>> START Entries supplied
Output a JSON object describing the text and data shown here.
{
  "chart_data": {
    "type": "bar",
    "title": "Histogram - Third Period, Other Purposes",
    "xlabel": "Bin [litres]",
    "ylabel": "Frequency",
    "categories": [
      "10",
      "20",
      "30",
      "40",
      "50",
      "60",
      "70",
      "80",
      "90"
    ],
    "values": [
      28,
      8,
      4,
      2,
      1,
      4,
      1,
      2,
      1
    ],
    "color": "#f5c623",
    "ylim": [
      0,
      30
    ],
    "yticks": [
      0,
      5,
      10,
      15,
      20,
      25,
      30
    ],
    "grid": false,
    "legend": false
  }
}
>> END Entries supplied
◆ Instruction:
Above are the records; retype them all without a single difference.

◆ Solved exercise:
Output a JSON object describing the text and data shown here.
{
  "chart_data": {
    "type": "bar",
    "title": "Histogram - Third Period, Other Purposes",
    "xlabel": "Bin [litres]",
    "ylabel": "Frequency",
    "categories": [
      "10",
      "20",
      "30",
      "40",
      "50",
      "60",
      "70",
      "80",
      "90"
    ],
    "values": [
      28,
      8,
      4,
      2,
      1,
      4,
      1,
      2,
      1
    ],
    "color": "#f5c623",
    "ylim": [
      0,
      30
    ],
    "yticks": [
      0,
      5,
      10,
      15,
      20,
      25,
      30
    ],
    "grid": false,
    "legend": false
  }
}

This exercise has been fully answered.